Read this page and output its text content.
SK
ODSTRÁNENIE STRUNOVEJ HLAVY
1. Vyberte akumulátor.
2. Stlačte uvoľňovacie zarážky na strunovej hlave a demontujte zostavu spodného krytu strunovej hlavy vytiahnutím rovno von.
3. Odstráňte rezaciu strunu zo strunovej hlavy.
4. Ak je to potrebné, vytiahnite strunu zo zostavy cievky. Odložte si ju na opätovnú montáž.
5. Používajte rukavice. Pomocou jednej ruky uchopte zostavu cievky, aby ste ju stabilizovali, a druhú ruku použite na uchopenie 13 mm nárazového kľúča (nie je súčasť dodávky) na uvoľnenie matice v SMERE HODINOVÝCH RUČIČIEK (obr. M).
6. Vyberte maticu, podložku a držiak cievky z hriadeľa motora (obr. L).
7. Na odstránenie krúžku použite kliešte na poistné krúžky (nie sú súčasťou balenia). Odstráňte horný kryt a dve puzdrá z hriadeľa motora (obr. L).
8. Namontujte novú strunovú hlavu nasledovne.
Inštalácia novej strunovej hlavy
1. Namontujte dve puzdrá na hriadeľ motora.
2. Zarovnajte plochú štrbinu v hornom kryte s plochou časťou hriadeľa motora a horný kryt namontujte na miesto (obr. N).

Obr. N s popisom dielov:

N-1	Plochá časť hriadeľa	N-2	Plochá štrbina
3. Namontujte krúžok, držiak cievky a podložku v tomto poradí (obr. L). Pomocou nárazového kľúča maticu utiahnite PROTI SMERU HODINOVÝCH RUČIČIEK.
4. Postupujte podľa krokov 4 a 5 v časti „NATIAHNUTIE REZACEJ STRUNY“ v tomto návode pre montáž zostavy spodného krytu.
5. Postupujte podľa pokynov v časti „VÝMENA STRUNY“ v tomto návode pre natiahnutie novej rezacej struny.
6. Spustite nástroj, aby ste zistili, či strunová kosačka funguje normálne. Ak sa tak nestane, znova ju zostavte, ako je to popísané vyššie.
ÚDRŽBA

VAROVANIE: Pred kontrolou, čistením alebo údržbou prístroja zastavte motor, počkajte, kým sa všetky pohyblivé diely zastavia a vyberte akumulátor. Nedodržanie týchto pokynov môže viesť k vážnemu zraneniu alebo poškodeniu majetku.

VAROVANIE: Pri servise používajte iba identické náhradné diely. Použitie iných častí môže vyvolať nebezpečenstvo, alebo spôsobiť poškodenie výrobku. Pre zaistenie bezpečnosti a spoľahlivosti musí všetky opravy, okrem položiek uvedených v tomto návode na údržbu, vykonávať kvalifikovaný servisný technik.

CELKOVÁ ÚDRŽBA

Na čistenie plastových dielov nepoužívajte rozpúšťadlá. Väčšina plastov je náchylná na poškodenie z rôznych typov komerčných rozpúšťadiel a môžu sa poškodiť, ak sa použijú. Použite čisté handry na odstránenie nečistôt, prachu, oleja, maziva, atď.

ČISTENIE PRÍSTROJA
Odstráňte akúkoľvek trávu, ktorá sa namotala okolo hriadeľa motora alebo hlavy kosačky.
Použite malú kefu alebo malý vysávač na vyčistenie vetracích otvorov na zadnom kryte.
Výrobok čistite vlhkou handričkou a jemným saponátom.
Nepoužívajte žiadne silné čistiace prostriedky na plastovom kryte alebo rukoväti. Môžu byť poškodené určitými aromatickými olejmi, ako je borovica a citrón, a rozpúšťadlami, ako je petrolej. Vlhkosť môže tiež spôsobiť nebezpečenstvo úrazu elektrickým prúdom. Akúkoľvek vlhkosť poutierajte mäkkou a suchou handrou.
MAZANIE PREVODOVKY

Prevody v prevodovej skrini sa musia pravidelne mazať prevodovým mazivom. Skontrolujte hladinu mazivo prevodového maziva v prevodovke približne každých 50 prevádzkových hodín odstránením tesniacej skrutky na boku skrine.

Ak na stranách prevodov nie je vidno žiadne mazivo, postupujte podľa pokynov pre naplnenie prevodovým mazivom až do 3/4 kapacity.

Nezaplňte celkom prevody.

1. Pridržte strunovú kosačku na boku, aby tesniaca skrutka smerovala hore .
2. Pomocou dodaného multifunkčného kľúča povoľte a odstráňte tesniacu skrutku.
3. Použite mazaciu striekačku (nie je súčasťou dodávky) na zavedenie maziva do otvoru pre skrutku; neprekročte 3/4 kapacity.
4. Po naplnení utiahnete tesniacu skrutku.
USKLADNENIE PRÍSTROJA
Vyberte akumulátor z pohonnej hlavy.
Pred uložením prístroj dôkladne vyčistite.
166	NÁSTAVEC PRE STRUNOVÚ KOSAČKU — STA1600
━━━━━━━━
Aim of the task: All of the entries above need to be reproduced exactly.

Exercise answer:
Read this page and output its text content.
SK
ODSTRÁNENIE STRUNOVEJ HLAVY
1. Vyberte akumulátor.
2. Stlačte uvoľňovacie zarážky na strunovej hlave a demontujte zostavu spodného krytu strunovej hlavy vytiahnutím rovno von.
3. Odstráňte rezaciu strunu zo strunovej hlavy.
4. Ak je to potrebné, vytiahnite strunu zo zostavy cievky. Odložte si ju na opätovnú montáž.
5. Používajte rukavice. Pomocou jednej ruky uchopte zostavu cievky, aby ste ju stabilizovali, a druhú ruku použite na uchopenie 13 mm nárazového kľúča (nie je súčasť dodávky) na uvoľnenie matice v SMERE HODINOVÝCH RUČIČIEK (obr. M).
6. Vyberte maticu, podložku a držiak cievky z hriadeľa motora (obr. L).
7. Na odstránenie krúžku použite kliešte na poistné krúžky (nie sú súčasťou balenia). Odstráňte horný kryt a dve puzdrá z hriadeľa motora (obr. L).
8. Namontujte novú strunovú hlavu nasledovne.
Inštalácia novej strunovej hlavy
1. Namontujte dve puzdrá na hriadeľ motora.
2. Zarovnajte plochú štrbinu v hornom kryte s plochou časťou hriadeľa motora a horný kryt namontujte na miesto (obr. N).

Obr. N s popisom dielov:

N-1	Plochá časť hriadeľa	N-2	Plochá štrbina
3. Namontujte krúžok, držiak cievky a podložku v tomto poradí (obr. L). Pomocou nárazového kľúča maticu utiahnite PROTI SMERU HODINOVÝCH RUČIČIEK.
4. Postupujte podľa krokov 4 a 5 v časti „NATIAHNUTIE REZACEJ STRUNY“ v tomto návode pre montáž zostavy spodného krytu.
5. Postupujte podľa pokynov v časti „VÝMENA STRUNY“ v tomto návode pre natiahnutie novej rezacej struny.
6. Spustite nástroj, aby ste zistili, či strunová kosačka funguje normálne. Ak sa tak nestane, znova ju zostavte, ako je to popísané vyššie.
ÚDRŽBA

VAROVANIE: Pred kontrolou, čistením alebo údržbou prístroja zastavte motor, počkajte, kým sa všetky pohyblivé diely zastavia a vyberte akumulátor. Nedodržanie týchto pokynov môže viesť k vážnemu zraneniu alebo poškodeniu majetku.

VAROVANIE: Pri servise používajte iba identické náhradné diely. Použitie iných častí môže vyvolať nebezpečenstvo, alebo spôsobiť poškodenie výrobku. Pre zaistenie bezpečnosti a spoľahlivosti musí všetky opravy, okrem položiek uvedených v tomto návode na údržbu, vykonávať kvalifikovaný servisný technik.

CELKOVÁ ÚDRŽBA

Na čistenie plastových dielov nepoužívajte rozpúšťadlá. Väčšina plastov je náchylná na poškodenie z rôznych typov komerčných rozpúšťadiel a môžu sa poškodiť, ak sa použijú. Použite čisté handry na odstránenie nečistôt, prachu, oleja, maziva, atď.

ČISTENIE PRÍSTROJA
Odstráňte akúkoľvek trávu, ktorá sa namotala okolo hriadeľa motora alebo hlavy kosačky.
Použite malú kefu alebo malý vysávač na vyčistenie vetracích otvorov na zadnom kryte.
Výrobok čistite vlhkou handričkou a jemným saponátom.
Nepoužívajte žiadne silné čistiace prostriedky na plastovom kryte alebo rukoväti. Môžu byť poškodené určitými aromatickými olejmi, ako je borovica a citrón, a rozpúšťadlami, ako je petrolej. Vlhkosť môže tiež spôsobiť nebezpečenstvo úrazu elektrickým prúdom. Akúkoľvek vlhkosť poutierajte mäkkou a suchou handrou.
MAZANIE PREVODOVKY

Prevody v prevodovej skrini sa musia pravidelne mazať prevodovým mazivom. Skontrolujte hladinu mazivo prevodového maziva v prevodovke približne každých 50 prevádzkových hodín odstránením tesniacej skrutky na boku skrine.

Ak na stranách prevodov nie je vidno žiadne mazivo, postupujte podľa pokynov pre naplnenie prevodovým mazivom až do 3/4 kapacity.

Nezaplňte celkom prevody.

1. Pridržte strunovú kosačku na boku, aby tesniaca skrutka smerovala hore .
2. Pomocou dodaného multifunkčného kľúča povoľte a odstráňte tesniacu skrutku.
3. Použite mazaciu striekačku (nie je súčasťou dodávky) na zavedenie maziva do otvoru pre skrutku; neprekročte 3/4 kapacity.
4. Po naplnení utiahnete tesniacu skrutku.
USKLADNENIE PRÍSTROJA
Vyberte akumulátor z pohonnej hlavy.
Pred uložením prístroj dôkladne vyčistite.
166	NÁSTAVEC PRE STRUNOVÚ KOSAČKU — STA1600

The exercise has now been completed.